LISTING.

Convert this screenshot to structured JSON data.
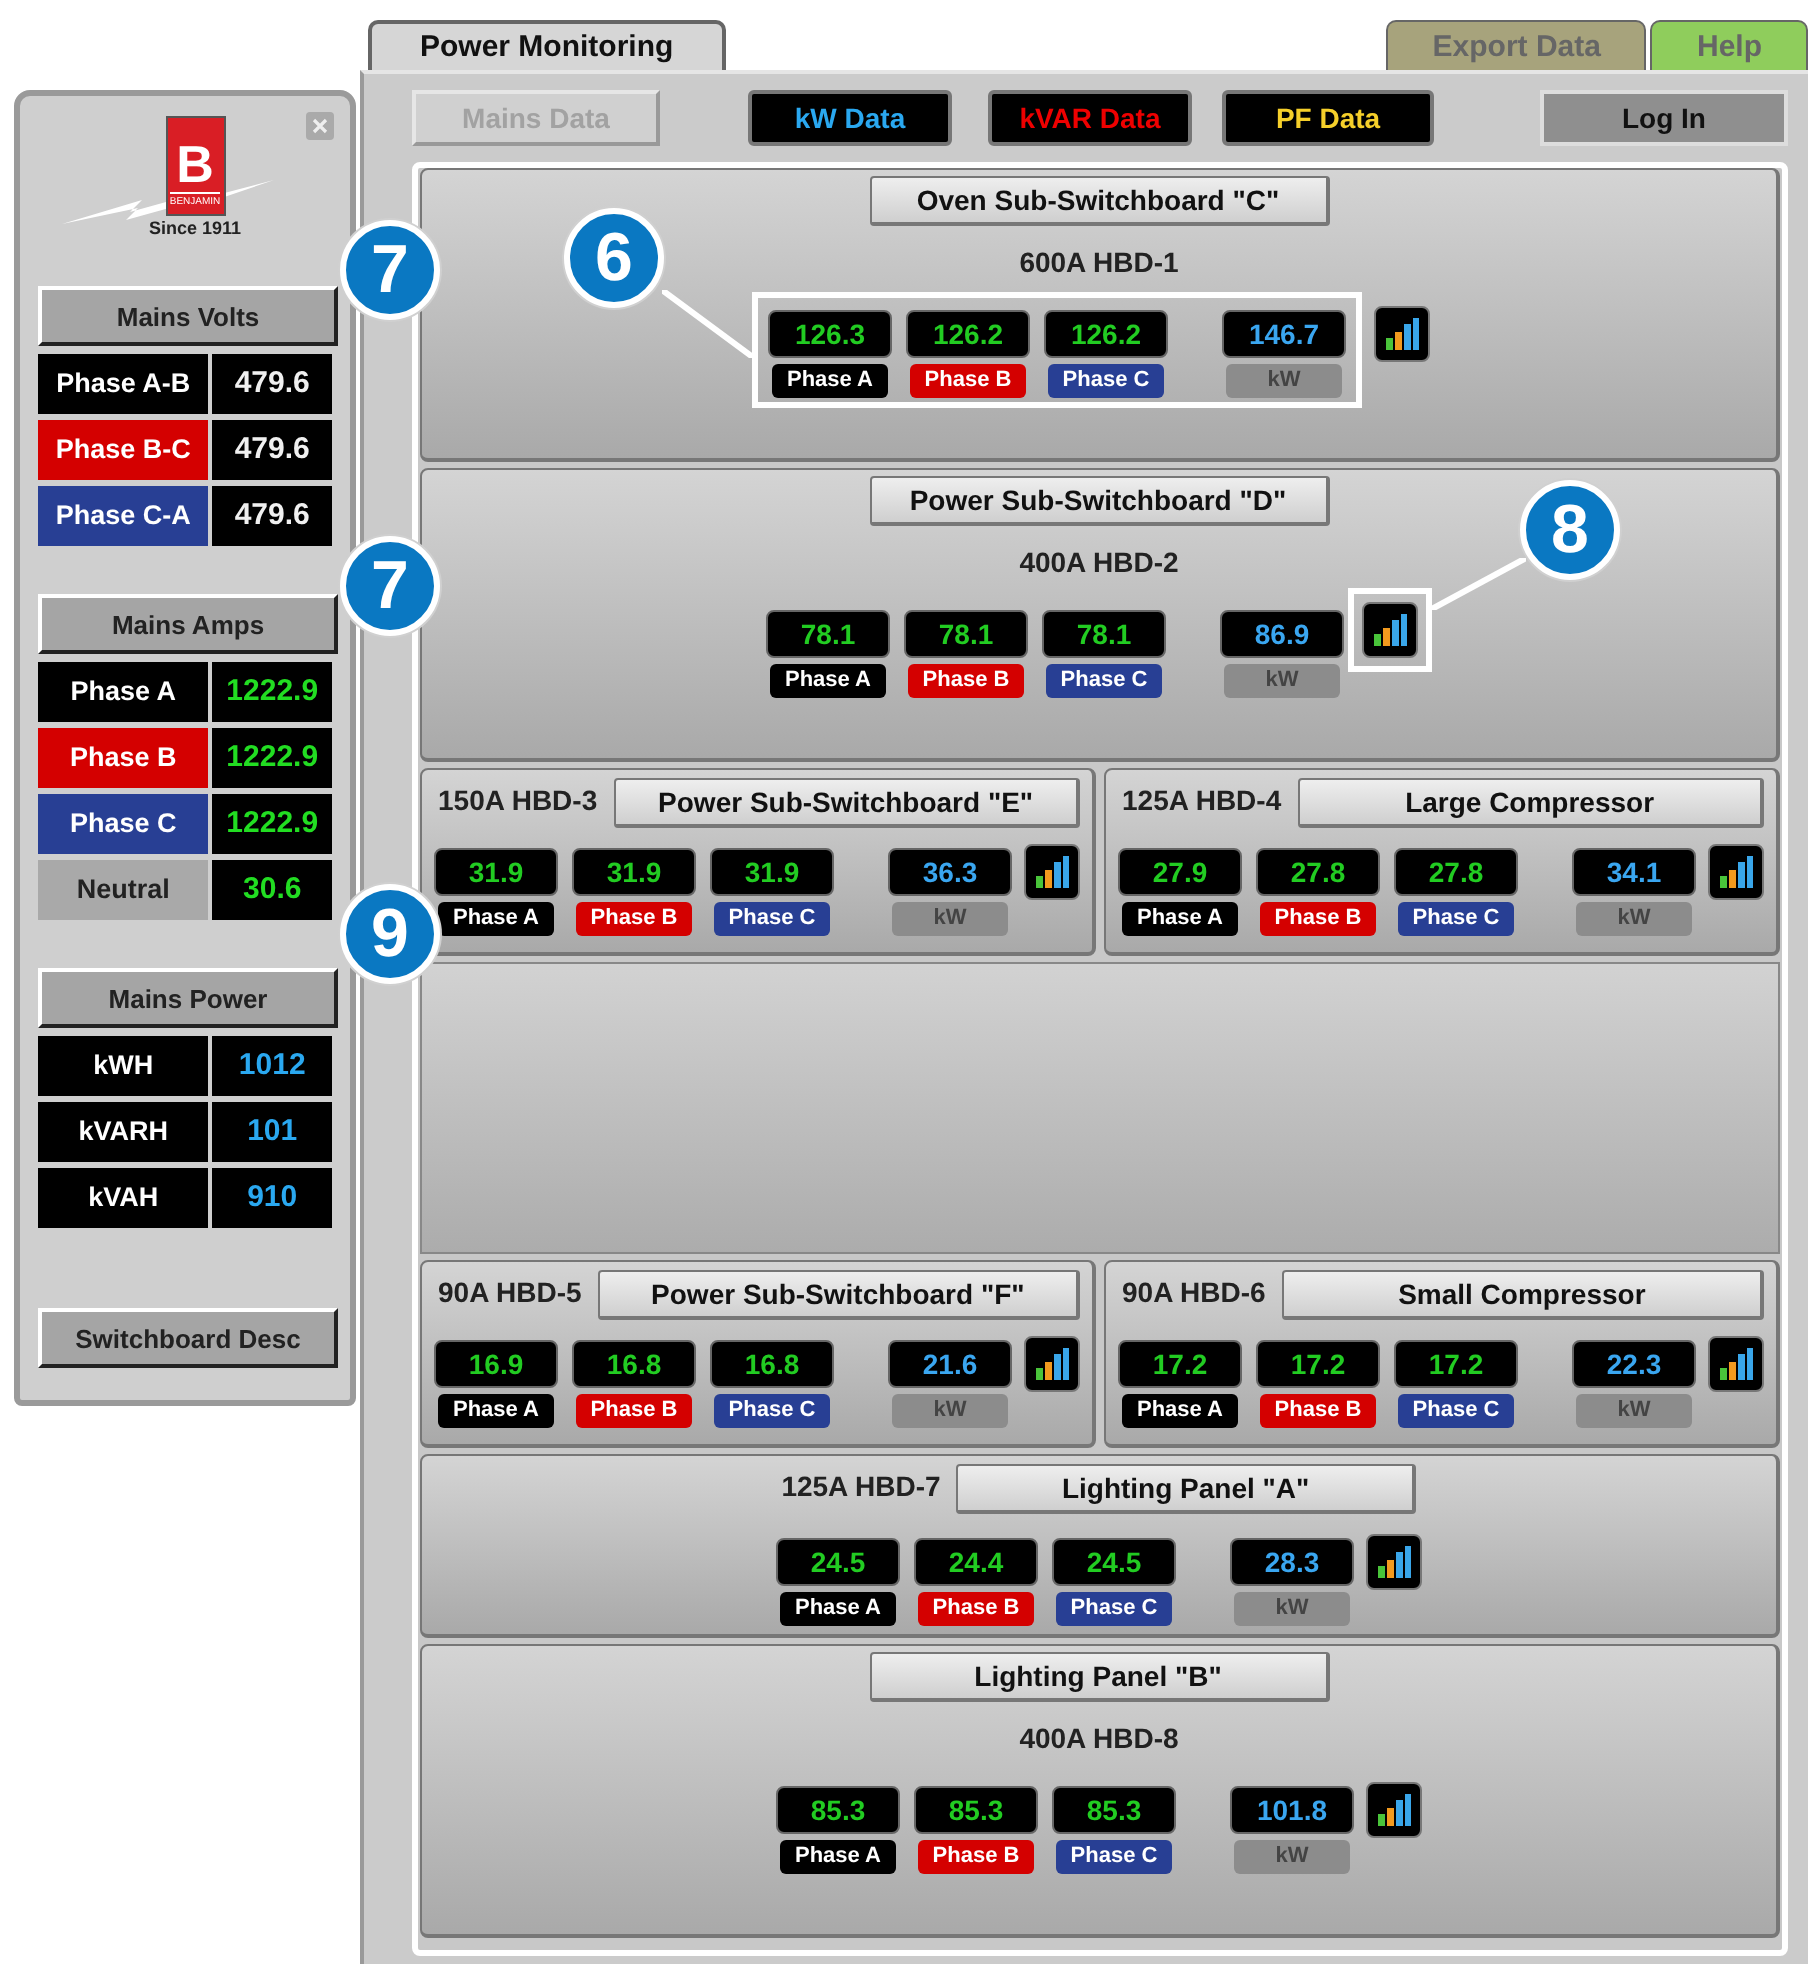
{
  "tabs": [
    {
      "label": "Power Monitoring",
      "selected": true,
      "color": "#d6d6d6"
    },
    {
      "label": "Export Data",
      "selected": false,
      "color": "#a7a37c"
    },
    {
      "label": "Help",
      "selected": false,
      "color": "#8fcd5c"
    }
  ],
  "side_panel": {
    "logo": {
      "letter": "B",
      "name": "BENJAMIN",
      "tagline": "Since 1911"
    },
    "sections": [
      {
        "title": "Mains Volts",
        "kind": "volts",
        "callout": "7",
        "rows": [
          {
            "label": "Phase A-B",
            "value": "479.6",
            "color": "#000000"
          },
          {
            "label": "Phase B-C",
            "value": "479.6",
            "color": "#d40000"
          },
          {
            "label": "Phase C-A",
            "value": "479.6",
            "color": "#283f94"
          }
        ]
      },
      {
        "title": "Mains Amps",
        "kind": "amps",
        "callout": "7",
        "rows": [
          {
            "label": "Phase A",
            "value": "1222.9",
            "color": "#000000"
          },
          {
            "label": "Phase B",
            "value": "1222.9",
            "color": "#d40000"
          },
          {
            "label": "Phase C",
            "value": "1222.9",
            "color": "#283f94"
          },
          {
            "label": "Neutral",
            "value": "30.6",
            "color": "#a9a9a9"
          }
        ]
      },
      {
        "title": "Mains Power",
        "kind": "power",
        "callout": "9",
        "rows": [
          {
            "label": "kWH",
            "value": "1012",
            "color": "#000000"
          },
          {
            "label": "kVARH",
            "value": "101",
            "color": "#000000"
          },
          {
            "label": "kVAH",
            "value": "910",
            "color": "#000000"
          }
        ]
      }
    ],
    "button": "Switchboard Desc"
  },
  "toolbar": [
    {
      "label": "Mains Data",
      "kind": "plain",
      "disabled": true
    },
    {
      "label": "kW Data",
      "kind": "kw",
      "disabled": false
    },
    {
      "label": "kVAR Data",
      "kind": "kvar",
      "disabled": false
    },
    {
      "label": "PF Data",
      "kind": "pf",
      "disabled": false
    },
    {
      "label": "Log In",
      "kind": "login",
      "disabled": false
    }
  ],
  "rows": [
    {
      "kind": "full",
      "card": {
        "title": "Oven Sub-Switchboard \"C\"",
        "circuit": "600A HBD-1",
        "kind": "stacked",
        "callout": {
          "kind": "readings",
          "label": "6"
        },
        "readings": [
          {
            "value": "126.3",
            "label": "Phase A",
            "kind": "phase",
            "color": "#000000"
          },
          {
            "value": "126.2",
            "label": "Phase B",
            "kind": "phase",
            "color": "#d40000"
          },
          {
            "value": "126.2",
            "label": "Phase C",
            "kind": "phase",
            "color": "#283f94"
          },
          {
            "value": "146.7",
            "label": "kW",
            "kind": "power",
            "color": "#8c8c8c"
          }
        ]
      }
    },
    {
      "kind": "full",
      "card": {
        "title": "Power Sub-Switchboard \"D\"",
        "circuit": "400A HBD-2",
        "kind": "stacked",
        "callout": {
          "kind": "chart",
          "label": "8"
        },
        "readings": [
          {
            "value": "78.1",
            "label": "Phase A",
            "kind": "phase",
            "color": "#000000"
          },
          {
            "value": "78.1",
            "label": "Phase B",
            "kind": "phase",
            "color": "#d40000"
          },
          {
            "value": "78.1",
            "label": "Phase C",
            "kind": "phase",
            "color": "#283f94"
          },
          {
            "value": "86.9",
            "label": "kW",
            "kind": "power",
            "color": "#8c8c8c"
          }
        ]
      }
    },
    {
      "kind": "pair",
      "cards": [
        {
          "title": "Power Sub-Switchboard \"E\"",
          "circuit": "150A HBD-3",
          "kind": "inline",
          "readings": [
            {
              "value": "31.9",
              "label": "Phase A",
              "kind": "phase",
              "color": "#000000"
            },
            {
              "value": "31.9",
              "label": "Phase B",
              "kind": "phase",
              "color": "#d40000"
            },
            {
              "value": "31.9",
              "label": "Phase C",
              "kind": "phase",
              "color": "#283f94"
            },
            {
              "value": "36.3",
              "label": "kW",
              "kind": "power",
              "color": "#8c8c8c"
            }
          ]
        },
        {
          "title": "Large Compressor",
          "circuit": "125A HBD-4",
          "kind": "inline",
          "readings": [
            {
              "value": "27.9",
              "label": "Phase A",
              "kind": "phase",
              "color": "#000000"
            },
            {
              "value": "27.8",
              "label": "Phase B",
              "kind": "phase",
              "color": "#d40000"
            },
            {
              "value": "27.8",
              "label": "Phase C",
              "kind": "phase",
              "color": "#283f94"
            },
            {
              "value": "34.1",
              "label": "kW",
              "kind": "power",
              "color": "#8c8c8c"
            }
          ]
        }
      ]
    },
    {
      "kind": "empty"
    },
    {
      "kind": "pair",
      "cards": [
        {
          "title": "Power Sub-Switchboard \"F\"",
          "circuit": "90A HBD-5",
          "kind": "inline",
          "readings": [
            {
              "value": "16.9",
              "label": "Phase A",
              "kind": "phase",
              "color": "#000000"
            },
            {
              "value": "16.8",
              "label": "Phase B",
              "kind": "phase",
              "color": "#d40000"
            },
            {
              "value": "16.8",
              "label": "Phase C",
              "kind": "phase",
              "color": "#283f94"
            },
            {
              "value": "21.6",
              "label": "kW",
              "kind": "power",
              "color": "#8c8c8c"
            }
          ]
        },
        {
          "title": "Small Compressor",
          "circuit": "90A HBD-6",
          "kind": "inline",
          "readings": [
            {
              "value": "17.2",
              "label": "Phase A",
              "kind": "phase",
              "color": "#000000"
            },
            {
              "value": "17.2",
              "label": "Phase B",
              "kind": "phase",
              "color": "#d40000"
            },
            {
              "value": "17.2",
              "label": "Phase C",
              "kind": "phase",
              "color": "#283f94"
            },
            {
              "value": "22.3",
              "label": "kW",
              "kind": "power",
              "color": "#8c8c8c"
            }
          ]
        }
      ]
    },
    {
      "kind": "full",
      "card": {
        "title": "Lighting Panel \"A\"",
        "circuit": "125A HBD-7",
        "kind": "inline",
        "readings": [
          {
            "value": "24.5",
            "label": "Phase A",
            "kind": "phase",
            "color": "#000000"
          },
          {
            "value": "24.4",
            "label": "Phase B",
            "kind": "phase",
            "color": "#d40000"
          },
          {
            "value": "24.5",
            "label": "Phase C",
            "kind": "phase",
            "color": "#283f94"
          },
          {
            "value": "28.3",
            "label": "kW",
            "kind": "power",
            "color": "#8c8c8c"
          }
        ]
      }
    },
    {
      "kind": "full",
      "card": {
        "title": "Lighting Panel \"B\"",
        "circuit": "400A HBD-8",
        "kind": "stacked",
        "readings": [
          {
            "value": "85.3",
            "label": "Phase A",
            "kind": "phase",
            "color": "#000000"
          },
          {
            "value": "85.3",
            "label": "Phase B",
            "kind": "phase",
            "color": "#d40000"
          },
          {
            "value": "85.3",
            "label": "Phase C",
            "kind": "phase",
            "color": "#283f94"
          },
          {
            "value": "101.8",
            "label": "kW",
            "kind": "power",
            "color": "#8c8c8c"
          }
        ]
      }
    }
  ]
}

SET EXERCISE.
Your task is to set down the records shown above exactly, minus any pictures.

EXERCISE ANSWER.
Convert this screenshot to structured JSON data.
{
  "tabs": [
    {
      "label": "Power Monitoring",
      "selected": true,
      "color": "#d6d6d6"
    },
    {
      "label": "Export Data",
      "selected": false,
      "color": "#a7a37c"
    },
    {
      "label": "Help",
      "selected": false,
      "color": "#8fcd5c"
    }
  ],
  "side_panel": {
    "logo": {
      "letter": "B",
      "name": "BENJAMIN",
      "tagline": "Since 1911"
    },
    "sections": [
      {
        "title": "Mains Volts",
        "kind": "volts",
        "callout": "7",
        "rows": [
          {
            "label": "Phase A-B",
            "value": "479.6",
            "color": "#000000"
          },
          {
            "label": "Phase B-C",
            "value": "479.6",
            "color": "#d40000"
          },
          {
            "label": "Phase C-A",
            "value": "479.6",
            "color": "#283f94"
          }
        ]
      },
      {
        "title": "Mains Amps",
        "kind": "amps",
        "callout": "7",
        "rows": [
          {
            "label": "Phase A",
            "value": "1222.9",
            "color": "#000000"
          },
          {
            "label": "Phase B",
            "value": "1222.9",
            "color": "#d40000"
          },
          {
            "label": "Phase C",
            "value": "1222.9",
            "color": "#283f94"
          },
          {
            "label": "Neutral",
            "value": "30.6",
            "color": "#a9a9a9"
          }
        ]
      },
      {
        "title": "Mains Power",
        "kind": "power",
        "callout": "9",
        "rows": [
          {
            "label": "kWH",
            "value": "1012",
            "color": "#000000"
          },
          {
            "label": "kVARH",
            "value": "101",
            "color": "#000000"
          },
          {
            "label": "kVAH",
            "value": "910",
            "color": "#000000"
          }
        ]
      }
    ],
    "button": "Switchboard Desc"
  },
  "toolbar": [
    {
      "label": "Mains Data",
      "kind": "plain",
      "disabled": true
    },
    {
      "label": "kW Data",
      "kind": "kw",
      "disabled": false
    },
    {
      "label": "kVAR Data",
      "kind": "kvar",
      "disabled": false
    },
    {
      "label": "PF Data",
      "kind": "pf",
      "disabled": false
    },
    {
      "label": "Log In",
      "kind": "login",
      "disabled": false
    }
  ],
  "rows": [
    {
      "kind": "full",
      "card": {
        "title": "Oven Sub-Switchboard \"C\"",
        "circuit": "600A HBD-1",
        "kind": "stacked",
        "callout": {
          "kind": "readings",
          "label": "6"
        },
        "readings": [
          {
            "value": "126.3",
            "label": "Phase A",
            "kind": "phase",
            "color": "#000000"
          },
          {
            "value": "126.2",
            "label": "Phase B",
            "kind": "phase",
            "color": "#d40000"
          },
          {
            "value": "126.2",
            "label": "Phase C",
            "kind": "phase",
            "color": "#283f94"
          },
          {
            "value": "146.7",
            "label": "kW",
            "kind": "power",
            "color": "#8c8c8c"
          }
        ]
      }
    },
    {
      "kind": "full",
      "card": {
        "title": "Power Sub-Switchboard \"D\"",
        "circuit": "400A HBD-2",
        "kind": "stacked",
        "callout": {
          "kind": "chart",
          "label": "8"
        },
        "readings": [
          {
            "value": "78.1",
            "label": "Phase A",
            "kind": "phase",
            "color": "#000000"
          },
          {
            "value": "78.1",
            "label": "Phase B",
            "kind": "phase",
            "color": "#d40000"
          },
          {
            "value": "78.1",
            "label": "Phase C",
            "kind": "phase",
            "color": "#283f94"
          },
          {
            "value": "86.9",
            "label": "kW",
            "kind": "power",
            "color": "#8c8c8c"
          }
        ]
      }
    },
    {
      "kind": "pair",
      "cards": [
        {
          "title": "Power Sub-Switchboard \"E\"",
          "circuit": "150A HBD-3",
          "kind": "inline",
          "readings": [
            {
              "value": "31.9",
              "label": "Phase A",
              "kind": "phase",
              "color": "#000000"
            },
            {
              "value": "31.9",
              "label": "Phase B",
              "kind": "phase",
              "color": "#d40000"
            },
            {
              "value": "31.9",
              "label": "Phase C",
              "kind": "phase",
              "color": "#283f94"
            },
            {
              "value": "36.3",
              "label": "kW",
              "kind": "power",
              "color": "#8c8c8c"
            }
          ]
        },
        {
          "title": "Large Compressor",
          "circuit": "125A HBD-4",
          "kind": "inline",
          "readings": [
            {
              "value": "27.9",
              "label": "Phase A",
              "kind": "phase",
              "color": "#000000"
            },
            {
              "value": "27.8",
              "label": "Phase B",
              "kind": "phase",
              "color": "#d40000"
            },
            {
              "value": "27.8",
              "label": "Phase C",
              "kind": "phase",
              "color": "#283f94"
            },
            {
              "value": "34.1",
              "label": "kW",
              "kind": "power",
              "color": "#8c8c8c"
            }
          ]
        }
      ]
    },
    {
      "kind": "empty"
    },
    {
      "kind": "pair",
      "cards": [
        {
          "title": "Power Sub-Switchboard \"F\"",
          "circuit": "90A HBD-5",
          "kind": "inline",
          "readings": [
            {
              "value": "16.9",
              "label": "Phase A",
              "kind": "phase",
              "color": "#000000"
            },
            {
              "value": "16.8",
              "label": "Phase B",
              "kind": "phase",
              "color": "#d40000"
            },
            {
              "value": "16.8",
              "label": "Phase C",
              "kind": "phase",
              "color": "#283f94"
            },
            {
              "value": "21.6",
              "label": "kW",
              "kind": "power",
              "color": "#8c8c8c"
            }
          ]
        },
        {
          "title": "Small Compressor",
          "circuit": "90A HBD-6",
          "kind": "inline",
          "readings": [
            {
              "value": "17.2",
              "label": "Phase A",
              "kind": "phase",
              "color": "#000000"
            },
            {
              "value": "17.2",
              "label": "Phase B",
              "kind": "phase",
              "color": "#d40000"
            },
            {
              "value": "17.2",
              "label": "Phase C",
              "kind": "phase",
              "color": "#283f94"
            },
            {
              "value": "22.3",
              "label": "kW",
              "kind": "power",
              "color": "#8c8c8c"
            }
          ]
        }
      ]
    },
    {
      "kind": "full",
      "card": {
        "title": "Lighting Panel \"A\"",
        "circuit": "125A HBD-7",
        "kind": "inline",
        "readings": [
          {
            "value": "24.5",
            "label": "Phase A",
            "kind": "phase",
            "color": "#000000"
          },
          {
            "value": "24.4",
            "label": "Phase B",
            "kind": "phase",
            "color": "#d40000"
          },
          {
            "value": "24.5",
            "label": "Phase C",
            "kind": "phase",
            "color": "#283f94"
          },
          {
            "value": "28.3",
            "label": "kW",
            "kind": "power",
            "color": "#8c8c8c"
          }
        ]
      }
    },
    {
      "kind": "full",
      "card": {
        "title": "Lighting Panel \"B\"",
        "circuit": "400A HBD-8",
        "kind": "stacked",
        "readings": [
          {
            "value": "85.3",
            "label": "Phase A",
            "kind": "phase",
            "color": "#000000"
          },
          {
            "value": "85.3",
            "label": "Phase B",
            "kind": "phase",
            "color": "#d40000"
          },
          {
            "value": "85.3",
            "label": "Phase C",
            "kind": "phase",
            "color": "#283f94"
          },
          {
            "value": "101.8",
            "label": "kW",
            "kind": "power",
            "color": "#8c8c8c"
          }
        ]
      }
    }
  ]
}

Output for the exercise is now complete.